Go through the entries below and collect each line with the string "source" in it.
____________
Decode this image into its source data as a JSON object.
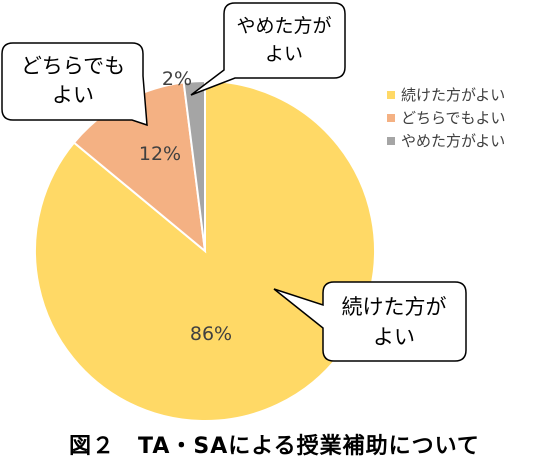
{
  "chart_data": {
    "type": "pie",
    "categories": [
      "続けた方がよい",
      "どちらでもよい",
      "やめた方がよい"
    ],
    "values": [
      86,
      12,
      2
    ],
    "value_labels": [
      "86%",
      "12%",
      "2%"
    ],
    "callouts": [
      {
        "lines": [
          "続けた方が",
          "よい"
        ]
      },
      {
        "lines": [
          "どちらでも",
          "よい"
        ]
      },
      {
        "lines": [
          "やめた方が",
          "よい"
        ]
      }
    ],
    "colors": [
      "#FFD966",
      "#F4B183",
      "#A5A5A5"
    ],
    "legend": {
      "position": "right",
      "entries": [
        "続けた方がよい",
        "どちらでもよい",
        "やめた方がよい"
      ]
    }
  },
  "caption": "図２　TA・SAによる授業補助について"
}
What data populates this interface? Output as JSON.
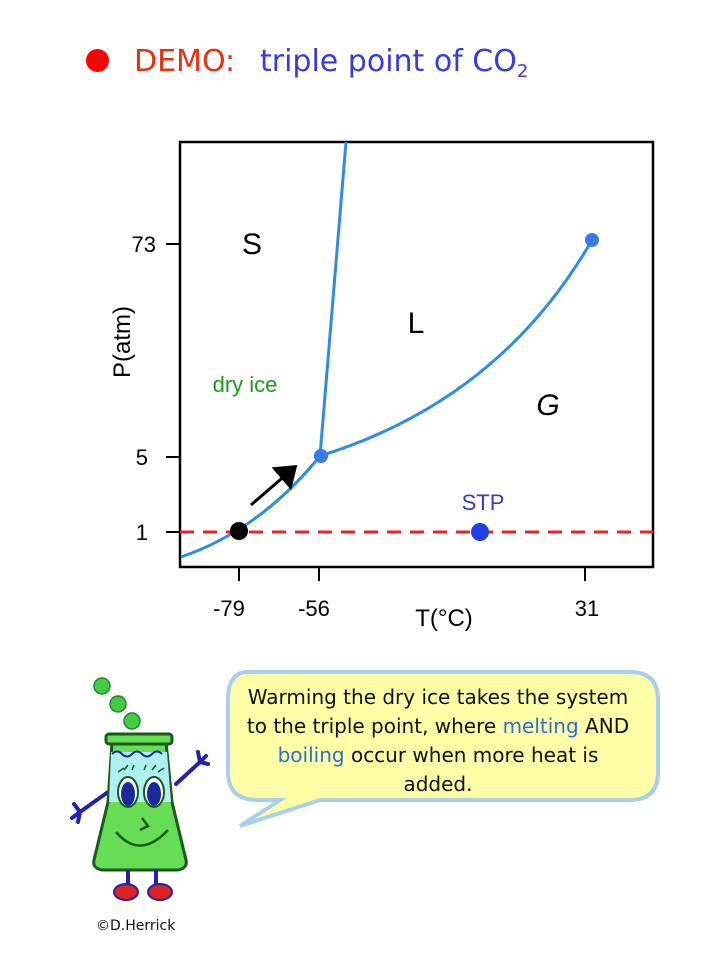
{
  "title": {
    "prefix": "DEMO:",
    "text": "triple point of CO",
    "subscript": "2"
  },
  "colors": {
    "bullet": "#ff0000",
    "prefix": "#e8300c",
    "title": "#3a3ae0",
    "curve": "#2f8de0",
    "point": "#3b7ae8",
    "stp_point": "#1f3fe8",
    "stp_label": "#3a3ac8",
    "dry_ice": "#1a9a1a",
    "dashed_line": "#ee2222",
    "bubble_fill": "#ffffa8",
    "bubble_stroke": "#a8d0ee",
    "highlight": "#2f6fd6"
  },
  "chart_data": {
    "type": "phase_diagram",
    "xlabel": "T(°C)",
    "ylabel": "P(atm)",
    "x_ticks": [
      "-79",
      "-56",
      "31"
    ],
    "y_ticks": [
      "73",
      "5",
      "1"
    ],
    "regions": [
      "S",
      "L",
      "G"
    ],
    "points": [
      {
        "name": "sublimation",
        "x": -79,
        "y": 1
      },
      {
        "name": "triple_point",
        "x": -56,
        "y": 5
      },
      {
        "name": "critical_point",
        "x": 31,
        "y": 73
      },
      {
        "name": "STP",
        "label": "STP",
        "x": 0,
        "y": 1
      }
    ],
    "annotation": "dry ice",
    "reference_line": {
      "y": 1,
      "style": "dashed",
      "color": "red"
    }
  },
  "bubble": {
    "part1": "Warming the dry ice takes the system to the triple point, where ",
    "word1": "melting",
    "part2": " AND ",
    "word2": "boiling",
    "part3": " occur when more heat is added."
  },
  "credit": "©D.Herrick"
}
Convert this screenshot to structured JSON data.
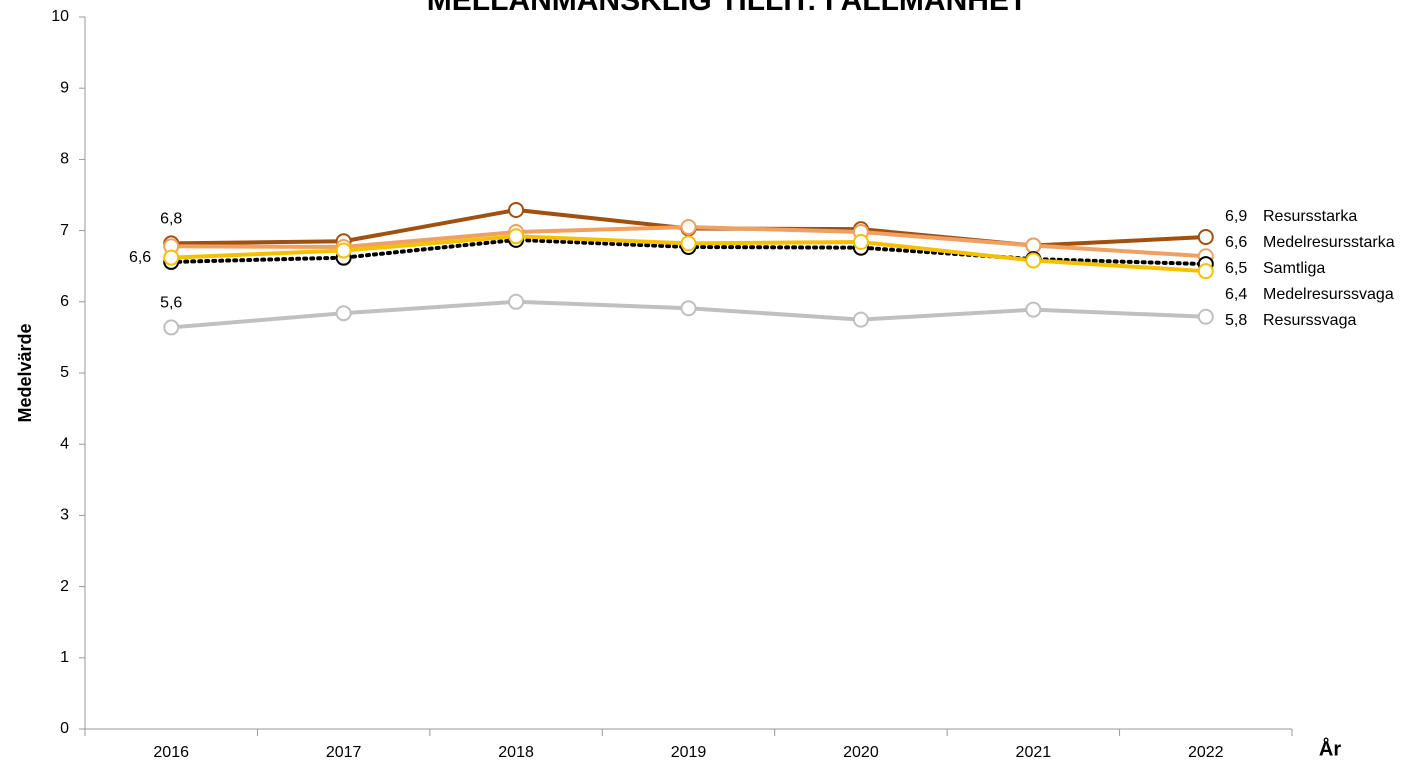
{
  "chart_data": {
    "type": "line",
    "title": "MELLANMÄNSKLIG TILLIT: I ALLMÄNHET",
    "y_label": "Medelvärde",
    "x_label": "År",
    "categories": [
      "2016",
      "2017",
      "2018",
      "2019",
      "2020",
      "2021",
      "2022"
    ],
    "ylim": [
      0,
      10
    ],
    "yticks": [
      0,
      1,
      2,
      3,
      4,
      5,
      6,
      7,
      8,
      9,
      10
    ],
    "series": [
      {
        "name": "Resursstarka",
        "color": "#a0500f",
        "values": [
          6.82,
          6.85,
          7.29,
          7.03,
          7.02,
          6.79,
          6.91
        ],
        "value_labels": [
          "6,8",
          null,
          null,
          null,
          null,
          null,
          "6,9"
        ]
      },
      {
        "name": "Medelresursstarka",
        "color": "#f0a060",
        "values": [
          6.78,
          6.77,
          6.98,
          7.05,
          6.98,
          6.79,
          6.64
        ],
        "value_labels": [
          null,
          null,
          null,
          null,
          null,
          null,
          "6,6"
        ]
      },
      {
        "name": "Samtliga",
        "color": "#000000",
        "dotted": true,
        "values": [
          6.56,
          6.62,
          6.87,
          6.77,
          6.76,
          6.6,
          6.53
        ],
        "value_labels": [
          "6,6",
          null,
          null,
          null,
          null,
          null,
          "6,5"
        ]
      },
      {
        "name": "Medelresurssvaga",
        "color": "#f5c000",
        "values": [
          6.62,
          6.72,
          6.92,
          6.82,
          6.84,
          6.58,
          6.43
        ],
        "value_labels": [
          null,
          null,
          null,
          null,
          null,
          null,
          "6,4"
        ]
      },
      {
        "name": "Resurssvaga",
        "color": "#c0c0c0",
        "values": [
          5.64,
          5.84,
          6.0,
          5.91,
          5.75,
          5.89,
          5.79
        ],
        "value_labels": [
          "5,6",
          null,
          null,
          null,
          null,
          null,
          "5,8"
        ]
      }
    ]
  }
}
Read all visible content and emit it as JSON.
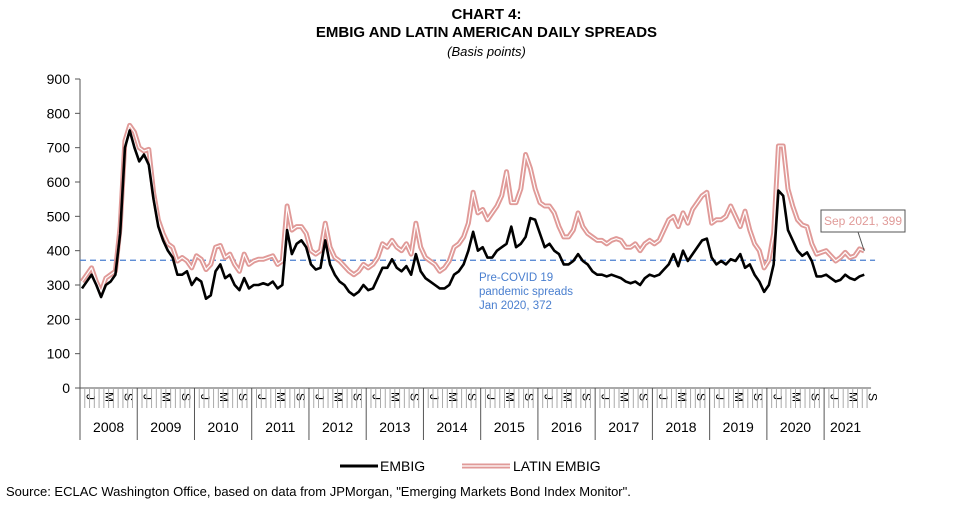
{
  "chart_data": {
    "type": "line",
    "title": "CHART 4:",
    "title_line2": "EMBIG AND LATIN AMERICAN DAILY SPREADS",
    "subtitle": "(Basis points)",
    "ylim": [
      0,
      900
    ],
    "yticks": [
      0,
      100,
      200,
      300,
      400,
      500,
      600,
      700,
      800,
      900
    ],
    "x_start": "2008-01",
    "x_end": "2021-09",
    "month_labels": {
      "0": "J",
      "4": "M",
      "8": "S"
    },
    "years": [
      "2008",
      "2009",
      "2010",
      "2011",
      "2012",
      "2013",
      "2014",
      "2015",
      "2016",
      "2017",
      "2018",
      "2019",
      "2020",
      "2021"
    ],
    "grid": false,
    "legend_placement": "bottom",
    "series": [
      {
        "name": "EMBIG",
        "color": "#000000",
        "values": [
          290,
          310,
          330,
          300,
          265,
          300,
          310,
          330,
          450,
          700,
          750,
          700,
          660,
          680,
          650,
          550,
          470,
          430,
          400,
          380,
          330,
          330,
          340,
          300,
          320,
          310,
          260,
          270,
          340,
          360,
          320,
          330,
          300,
          285,
          320,
          290,
          300,
          300,
          305,
          300,
          310,
          290,
          300,
          460,
          390,
          420,
          430,
          410,
          360,
          345,
          350,
          430,
          360,
          330,
          310,
          300,
          280,
          270,
          280,
          300,
          285,
          290,
          320,
          350,
          350,
          375,
          350,
          340,
          355,
          330,
          390,
          340,
          320,
          310,
          300,
          290,
          290,
          300,
          330,
          340,
          360,
          400,
          455,
          400,
          410,
          380,
          380,
          400,
          410,
          420,
          470,
          410,
          420,
          440,
          495,
          490,
          450,
          410,
          420,
          400,
          390,
          360,
          360,
          370,
          390,
          370,
          360,
          340,
          330,
          330,
          325,
          330,
          325,
          320,
          310,
          305,
          310,
          300,
          320,
          330,
          325,
          330,
          345,
          360,
          390,
          355,
          400,
          370,
          390,
          410,
          430,
          435,
          380,
          360,
          370,
          360,
          375,
          370,
          390,
          350,
          360,
          330,
          310,
          280,
          300,
          360,
          575,
          560,
          460,
          430,
          400,
          385,
          395,
          370,
          325,
          325,
          330,
          320,
          310,
          315,
          330,
          320,
          315,
          325,
          330
        ]
      },
      {
        "name": "LATIN EMBIG",
        "color": "#e09a98",
        "values": [
          310,
          330,
          350,
          310,
          280,
          320,
          330,
          340,
          470,
          720,
          765,
          745,
          700,
          690,
          695,
          570,
          490,
          450,
          420,
          410,
          370,
          380,
          370,
          350,
          385,
          375,
          345,
          360,
          410,
          415,
          380,
          390,
          360,
          340,
          390,
          360,
          370,
          375,
          375,
          380,
          385,
          360,
          370,
          530,
          460,
          470,
          470,
          450,
          400,
          390,
          400,
          480,
          410,
          380,
          370,
          355,
          340,
          330,
          340,
          360,
          350,
          360,
          380,
          420,
          410,
          430,
          410,
          400,
          420,
          390,
          480,
          410,
          380,
          370,
          360,
          340,
          350,
          370,
          410,
          420,
          440,
          480,
          570,
          510,
          520,
          490,
          510,
          530,
          560,
          630,
          540,
          540,
          580,
          680,
          640,
          580,
          540,
          530,
          530,
          510,
          470,
          440,
          440,
          460,
          510,
          470,
          450,
          440,
          430,
          430,
          420,
          430,
          435,
          430,
          410,
          410,
          420,
          400,
          420,
          430,
          420,
          430,
          460,
          490,
          500,
          470,
          510,
          480,
          520,
          540,
          560,
          570,
          480,
          490,
          490,
          500,
          530,
          500,
          470,
          515,
          460,
          420,
          400,
          350,
          372,
          450,
          705,
          705,
          580,
          530,
          490,
          475,
          470,
          420,
          390,
          395,
          400,
          385,
          370,
          380,
          395,
          380,
          385,
          405,
          399
        ]
      }
    ],
    "reference_line": {
      "value": 372,
      "color": "#4a7fcf",
      "label": [
        "Pre-COVID 19",
        "pandemic spreads",
        "Jan 2020, 372"
      ]
    },
    "annotation": {
      "text": "Sep 2021, 399",
      "color": "#e09a98"
    }
  },
  "source": "Source: ECLAC Washington Office, based on data from JPMorgan, \"Emerging Markets Bond Index Monitor\"."
}
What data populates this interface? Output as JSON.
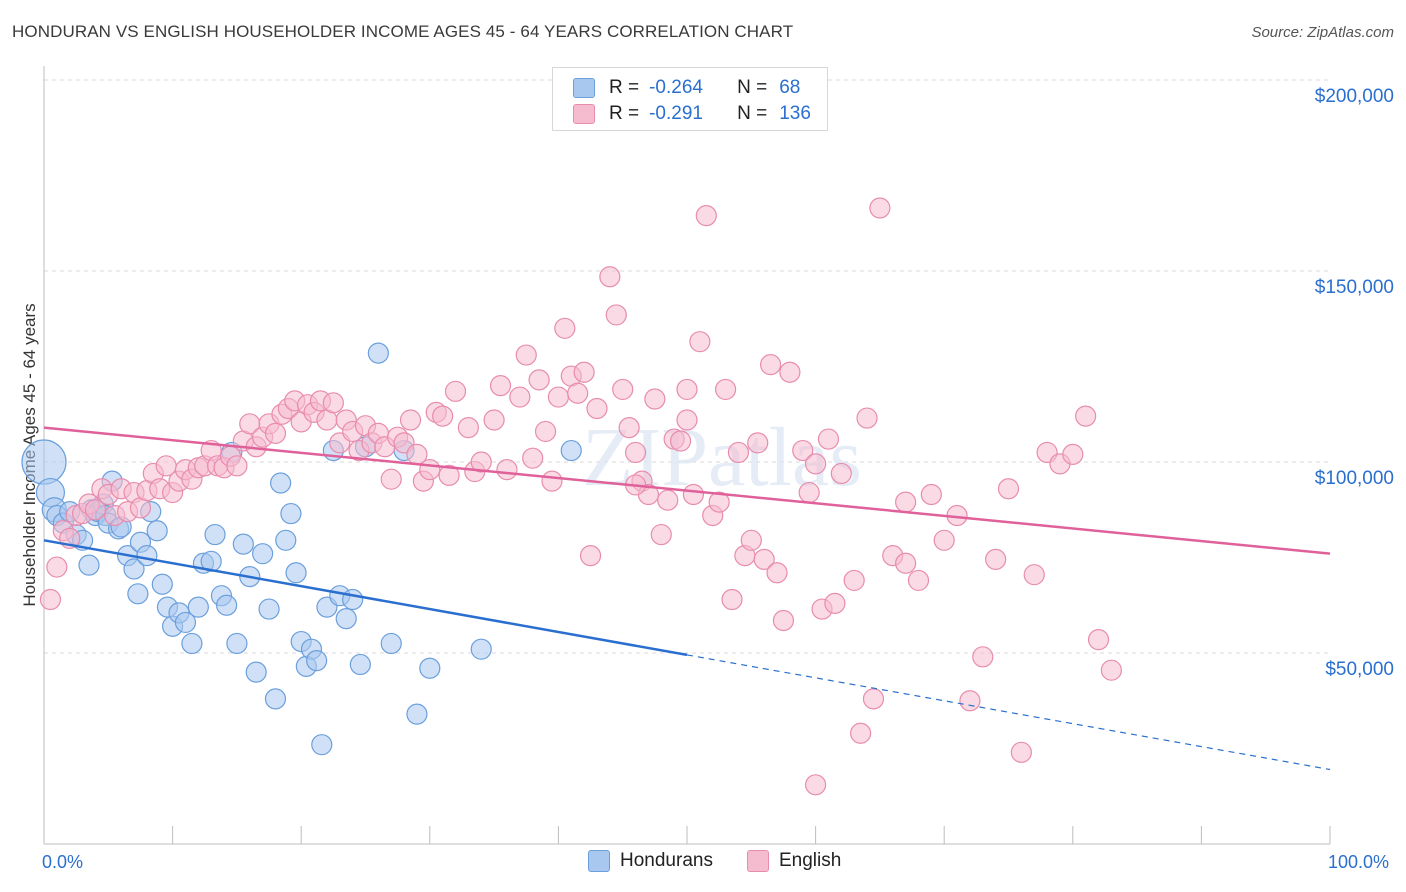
____________
WRITTEN ANSWER →
Decode this image into its source data as a JSON object.
  "source": "Source: ECLAC Washington Office, based on data from JPMorgan, \"Emerging Markets Bond Index Monitor\"."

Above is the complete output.